[Job] Every line of the material below should be repeated exactly.

─── Input for this task ───

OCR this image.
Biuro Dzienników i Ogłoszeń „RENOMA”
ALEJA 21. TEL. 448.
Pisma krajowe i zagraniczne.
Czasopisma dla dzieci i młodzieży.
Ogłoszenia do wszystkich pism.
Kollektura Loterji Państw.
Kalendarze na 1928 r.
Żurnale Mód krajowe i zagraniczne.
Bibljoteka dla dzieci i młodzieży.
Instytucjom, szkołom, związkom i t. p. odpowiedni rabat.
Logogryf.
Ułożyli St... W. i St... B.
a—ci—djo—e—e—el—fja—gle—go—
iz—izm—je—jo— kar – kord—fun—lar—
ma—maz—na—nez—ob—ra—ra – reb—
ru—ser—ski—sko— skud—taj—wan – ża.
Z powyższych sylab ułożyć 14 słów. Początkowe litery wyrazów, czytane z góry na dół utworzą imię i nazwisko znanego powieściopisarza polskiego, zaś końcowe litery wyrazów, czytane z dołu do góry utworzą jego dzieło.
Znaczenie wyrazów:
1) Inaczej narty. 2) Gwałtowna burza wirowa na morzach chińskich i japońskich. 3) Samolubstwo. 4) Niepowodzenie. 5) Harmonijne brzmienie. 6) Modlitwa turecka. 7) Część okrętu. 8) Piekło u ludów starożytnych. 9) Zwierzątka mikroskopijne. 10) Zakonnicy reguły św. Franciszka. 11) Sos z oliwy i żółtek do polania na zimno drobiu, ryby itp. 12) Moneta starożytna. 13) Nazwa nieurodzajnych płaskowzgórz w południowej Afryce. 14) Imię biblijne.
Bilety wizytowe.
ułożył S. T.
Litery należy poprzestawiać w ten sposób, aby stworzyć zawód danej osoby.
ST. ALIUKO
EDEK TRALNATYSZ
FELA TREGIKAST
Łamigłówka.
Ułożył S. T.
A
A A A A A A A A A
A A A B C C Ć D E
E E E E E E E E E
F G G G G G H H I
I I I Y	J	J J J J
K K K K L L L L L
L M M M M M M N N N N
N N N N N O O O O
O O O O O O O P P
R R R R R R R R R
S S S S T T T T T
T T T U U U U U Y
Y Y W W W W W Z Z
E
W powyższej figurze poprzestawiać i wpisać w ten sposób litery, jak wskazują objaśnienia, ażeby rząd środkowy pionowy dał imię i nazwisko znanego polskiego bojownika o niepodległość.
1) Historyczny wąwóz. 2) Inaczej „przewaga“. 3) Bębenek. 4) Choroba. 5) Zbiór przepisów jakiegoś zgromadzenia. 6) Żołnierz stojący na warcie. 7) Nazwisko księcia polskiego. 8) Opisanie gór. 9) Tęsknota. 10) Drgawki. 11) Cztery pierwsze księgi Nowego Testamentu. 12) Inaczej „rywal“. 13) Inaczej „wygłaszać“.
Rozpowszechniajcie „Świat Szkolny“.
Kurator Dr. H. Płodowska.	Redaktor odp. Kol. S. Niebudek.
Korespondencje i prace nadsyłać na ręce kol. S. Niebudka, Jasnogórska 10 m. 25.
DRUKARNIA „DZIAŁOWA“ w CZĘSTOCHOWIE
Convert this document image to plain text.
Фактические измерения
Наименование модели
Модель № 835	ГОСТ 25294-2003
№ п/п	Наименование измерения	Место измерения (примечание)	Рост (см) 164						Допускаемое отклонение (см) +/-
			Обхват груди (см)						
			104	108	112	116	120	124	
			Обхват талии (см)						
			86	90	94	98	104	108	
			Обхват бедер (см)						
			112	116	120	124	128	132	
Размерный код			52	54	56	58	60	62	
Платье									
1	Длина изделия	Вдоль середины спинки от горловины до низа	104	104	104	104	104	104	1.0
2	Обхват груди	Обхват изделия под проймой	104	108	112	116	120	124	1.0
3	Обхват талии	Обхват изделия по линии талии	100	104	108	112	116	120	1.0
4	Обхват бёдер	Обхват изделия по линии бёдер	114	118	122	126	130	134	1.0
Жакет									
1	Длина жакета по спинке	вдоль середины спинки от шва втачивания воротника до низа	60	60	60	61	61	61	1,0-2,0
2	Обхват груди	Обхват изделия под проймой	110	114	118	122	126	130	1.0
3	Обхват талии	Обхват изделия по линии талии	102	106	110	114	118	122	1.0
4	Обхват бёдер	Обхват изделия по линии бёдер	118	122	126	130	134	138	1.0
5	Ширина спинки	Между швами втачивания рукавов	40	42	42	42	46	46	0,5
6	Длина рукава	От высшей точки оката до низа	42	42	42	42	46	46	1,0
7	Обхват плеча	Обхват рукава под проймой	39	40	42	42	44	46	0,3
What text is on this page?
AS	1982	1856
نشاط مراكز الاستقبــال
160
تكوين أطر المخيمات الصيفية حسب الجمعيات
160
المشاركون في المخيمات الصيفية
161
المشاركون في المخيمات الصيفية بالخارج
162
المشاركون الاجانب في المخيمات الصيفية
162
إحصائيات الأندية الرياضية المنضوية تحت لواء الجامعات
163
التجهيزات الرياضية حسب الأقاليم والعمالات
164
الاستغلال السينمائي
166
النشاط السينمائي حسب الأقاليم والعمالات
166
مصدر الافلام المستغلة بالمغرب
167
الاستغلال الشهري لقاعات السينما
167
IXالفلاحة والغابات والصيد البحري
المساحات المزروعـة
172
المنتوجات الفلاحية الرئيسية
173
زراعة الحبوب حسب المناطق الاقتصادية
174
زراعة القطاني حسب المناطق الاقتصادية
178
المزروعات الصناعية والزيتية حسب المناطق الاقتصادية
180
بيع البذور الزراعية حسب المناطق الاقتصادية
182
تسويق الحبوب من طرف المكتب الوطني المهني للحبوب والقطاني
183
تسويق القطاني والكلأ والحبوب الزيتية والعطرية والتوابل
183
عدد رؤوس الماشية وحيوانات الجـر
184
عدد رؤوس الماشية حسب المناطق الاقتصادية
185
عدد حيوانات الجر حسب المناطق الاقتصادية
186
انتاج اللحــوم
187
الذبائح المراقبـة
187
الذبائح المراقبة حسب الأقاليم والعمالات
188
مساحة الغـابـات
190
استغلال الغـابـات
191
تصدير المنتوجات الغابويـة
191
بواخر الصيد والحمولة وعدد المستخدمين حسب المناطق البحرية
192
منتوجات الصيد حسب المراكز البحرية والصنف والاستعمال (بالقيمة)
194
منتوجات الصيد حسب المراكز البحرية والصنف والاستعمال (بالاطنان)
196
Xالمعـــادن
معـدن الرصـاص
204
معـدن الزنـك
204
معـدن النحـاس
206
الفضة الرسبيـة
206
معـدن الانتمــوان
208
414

───

[Task output]
OCR this image.
Biuro Dzienników i Ogłoszeń „RENOMA”
ALEJA 21. TEL. 448.
Pisma krajowe i zagraniczne.
Czasopisma dla dzieci i młodzieży.
Ogłoszenia do wszystkich pism.
Kollektura Loterji Państw.
Kalendarze na 1928 r.
Żurnale Mód krajowe i zagraniczne.
Bibljoteka dla dzieci i młodzieży.
Instytucjom, szkołom, związkom i t. p. odpowiedni rabat.
Logogryf.
Ułożyli St... W. i St... B.
a—ci—djo—e—e—el—fja—gle—go—
iz—izm—je—jo— kar – kord—fun—lar—
ma—maz—na—nez—ob—ra—ra – reb—
ru—ser—ski—sko— skud—taj—wan – ża.
Z powyższych sylab ułożyć 14 słów. Początkowe litery wyrazów, czytane z góry na dół utworzą imię i nazwisko znanego powieściopisarza polskiego, zaś końcowe litery wyrazów, czytane z dołu do góry utworzą jego dzieło.
Znaczenie wyrazów:
1) Inaczej narty. 2) Gwałtowna burza wirowa na morzach chińskich i japońskich. 3) Samolubstwo. 4) Niepowodzenie. 5) Harmonijne brzmienie. 6) Modlitwa turecka. 7) Część okrętu. 8) Piekło u ludów starożytnych. 9) Zwierzątka mikroskopijne. 10) Zakonnicy reguły św. Franciszka. 11) Sos z oliwy i żółtek do polania na zimno drobiu, ryby itp. 12) Moneta starożytna. 13) Nazwa nieurodzajnych płaskowzgórz w południowej Afryce. 14) Imię biblijne.
Bilety wizytowe.
ułożył S. T.
Litery należy poprzestawiać w ten sposób, aby stworzyć zawód danej osoby.
ST. ALIUKO
EDEK TRALNATYSZ
FELA TREGIKAST
Łamigłówka.
Ułożył S. T.
A
A A A A A A A A A
A A A B C C Ć D E
E E E E E E E E E
F G G G G G H H I
I I I Y	J	J J J J
K K K K L L L L L
L M M M M M M N N N N
N N N N N O O O O
O O O O O O O P P
R R R R R R R R R
S S S S T T T T T
T T T U U U U U Y
Y Y W W W W W Z Z
E
W powyższej figurze poprzestawiać i wpisać w ten sposób litery, jak wskazują objaśnienia, ażeby rząd środkowy pionowy dał imię i nazwisko znanego polskiego bojownika o niepodległość.
1) Historyczny wąwóz. 2) Inaczej „przewaga“. 3) Bębenek. 4) Choroba. 5) Zbiór przepisów jakiegoś zgromadzenia. 6) Żołnierz stojący na warcie. 7) Nazwisko księcia polskiego. 8) Opisanie gór. 9) Tęsknota. 10) Drgawki. 11) Cztery pierwsze księgi Nowego Testamentu. 12) Inaczej „rywal“. 13) Inaczej „wygłaszać“.
Rozpowszechniajcie „Świat Szkolny“.
Kurator Dr. H. Płodowska.	Redaktor odp. Kol. S. Niebudek.
Korespondencje i prace nadsyłać na ręce kol. S. Niebudka, Jasnogórska 10 m. 25.
DRUKARNIA „DZIAŁOWA“ w CZĘSTOCHOWIE
Convert this document image to plain text.
Фактические измерения
Наименование модели
Модель № 835	ГОСТ 25294-2003
№ п/п	Наименование измерения	Место измерения (примечание)	Рост (см) 164						Допускаемое отклонение (см) +/-
			Обхват груди (см)						
			104	108	112	116	120	124	
			Обхват талии (см)						
			86	90	94	98	104	108	
			Обхват бедер (см)						
			112	116	120	124	128	132	
Размерный код			52	54	56	58	60	62	
Платье									
1	Длина изделия	Вдоль середины спинки от горловины до низа	104	104	104	104	104	104	1.0
2	Обхват груди	Обхват изделия под проймой	104	108	112	116	120	124	1.0
3	Обхват талии	Обхват изделия по линии талии	100	104	108	112	116	120	1.0
4	Обхват бёдер	Обхват изделия по линии бёдер	114	118	122	126	130	134	1.0
Жакет									
1	Длина жакета по спинке	вдоль середины спинки от шва втачивания воротника до низа	60	60	60	61	61	61	1,0-2,0
2	Обхват груди	Обхват изделия под проймой	110	114	118	122	126	130	1.0
3	Обхват талии	Обхват изделия по линии талии	102	106	110	114	118	122	1.0
4	Обхват бёдер	Обхват изделия по линии бёдер	118	122	126	130	134	138	1.0
5	Ширина спинки	Между швами втачивания рукавов	40	42	42	42	46	46	0,5
6	Длина рукава	От высшей точки оката до низа	42	42	42	42	46	46	1,0
7	Обхват плеча	Обхват рукава под проймой	39	40	42	42	44	46	0,3
What text is on this page?
AS	1982	1856
نشاط مراكز الاستقبــال
160
تكوين أطر المخيمات الصيفية حسب الجمعيات
160
المشاركون في المخيمات الصيفية
161
المشاركون في المخيمات الصيفية بالخارج
162
المشاركون الاجانب في المخيمات الصيفية
162
إحصائيات الأندية الرياضية المنضوية تحت لواء الجامعات
163
التجهيزات الرياضية حسب الأقاليم والعمالات
164
الاستغلال السينمائي
166
النشاط السينمائي حسب الأقاليم والعمالات
166
مصدر الافلام المستغلة بالمغرب
167
الاستغلال الشهري لقاعات السينما
167
IXالفلاحة والغابات والصيد البحري
المساحات المزروعـة
172
المنتوجات الفلاحية الرئيسية
173
زراعة الحبوب حسب المناطق الاقتصادية
174
زراعة القطاني حسب المناطق الاقتصادية
178
المزروعات الصناعية والزيتية حسب المناطق الاقتصادية
180
بيع البذور الزراعية حسب المناطق الاقتصادية
182
تسويق الحبوب من طرف المكتب الوطني المهني للحبوب والقطاني
183
تسويق القطاني والكلأ والحبوب الزيتية والعطرية والتوابل
183
عدد رؤوس الماشية وحيوانات الجـر
184
عدد رؤوس الماشية حسب المناطق الاقتصادية
185
عدد حيوانات الجر حسب المناطق الاقتصادية
186
انتاج اللحــوم
187
الذبائح المراقبـة
187
الذبائح المراقبة حسب الأقاليم والعمالات
188
مساحة الغـابـات
190
استغلال الغـابـات
191
تصدير المنتوجات الغابويـة
191
بواخر الصيد والحمولة وعدد المستخدمين حسب المناطق البحرية
192
منتوجات الصيد حسب المراكز البحرية والصنف والاستعمال (بالقيمة)
194
منتوجات الصيد حسب المراكز البحرية والصنف والاستعمال (بالاطنان)
196
Xالمعـــادن
معـدن الرصـاص
204
معـدن الزنـك
204
معـدن النحـاس
206
الفضة الرسبيـة
206
معـدن الانتمــوان
208
414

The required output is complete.